WORK TO BE COMPLETED
Show every line that has the string "part" in it.

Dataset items
— begin —
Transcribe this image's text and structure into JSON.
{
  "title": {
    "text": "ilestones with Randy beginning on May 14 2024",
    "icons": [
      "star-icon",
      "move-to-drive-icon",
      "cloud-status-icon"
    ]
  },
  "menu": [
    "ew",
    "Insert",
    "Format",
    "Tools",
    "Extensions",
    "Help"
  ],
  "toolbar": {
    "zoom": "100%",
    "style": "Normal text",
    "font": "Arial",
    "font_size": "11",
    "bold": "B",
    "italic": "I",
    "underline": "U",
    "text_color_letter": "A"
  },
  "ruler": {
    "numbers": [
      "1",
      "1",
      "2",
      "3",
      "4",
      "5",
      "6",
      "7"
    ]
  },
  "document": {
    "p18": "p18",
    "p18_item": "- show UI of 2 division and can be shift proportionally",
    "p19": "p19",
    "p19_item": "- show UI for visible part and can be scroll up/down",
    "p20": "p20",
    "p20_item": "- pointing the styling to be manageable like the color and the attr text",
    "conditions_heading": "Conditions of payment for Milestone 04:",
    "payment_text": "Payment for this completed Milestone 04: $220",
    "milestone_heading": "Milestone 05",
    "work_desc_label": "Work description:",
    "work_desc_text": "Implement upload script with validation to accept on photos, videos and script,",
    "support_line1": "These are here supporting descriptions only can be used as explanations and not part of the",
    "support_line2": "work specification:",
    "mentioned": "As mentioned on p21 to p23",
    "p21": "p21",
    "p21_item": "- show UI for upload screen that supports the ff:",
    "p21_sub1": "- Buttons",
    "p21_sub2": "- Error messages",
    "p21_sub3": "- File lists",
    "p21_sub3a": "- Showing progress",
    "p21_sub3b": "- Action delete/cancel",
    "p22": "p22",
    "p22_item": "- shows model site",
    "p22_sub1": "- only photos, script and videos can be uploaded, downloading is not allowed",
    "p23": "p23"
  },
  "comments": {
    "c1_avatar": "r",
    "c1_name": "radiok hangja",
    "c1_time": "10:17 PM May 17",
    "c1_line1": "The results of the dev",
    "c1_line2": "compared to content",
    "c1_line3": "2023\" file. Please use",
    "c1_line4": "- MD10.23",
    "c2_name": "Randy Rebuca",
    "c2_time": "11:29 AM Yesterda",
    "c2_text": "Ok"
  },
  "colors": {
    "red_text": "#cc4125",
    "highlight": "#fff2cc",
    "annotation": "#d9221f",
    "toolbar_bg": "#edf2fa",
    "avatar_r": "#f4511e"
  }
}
— end —
SOLUTION
    "p19_item": "- show UI for visible part and can be scroll up/down",
    "support_line1": "These are here supporting descriptions only can be used as explanations and not part of the",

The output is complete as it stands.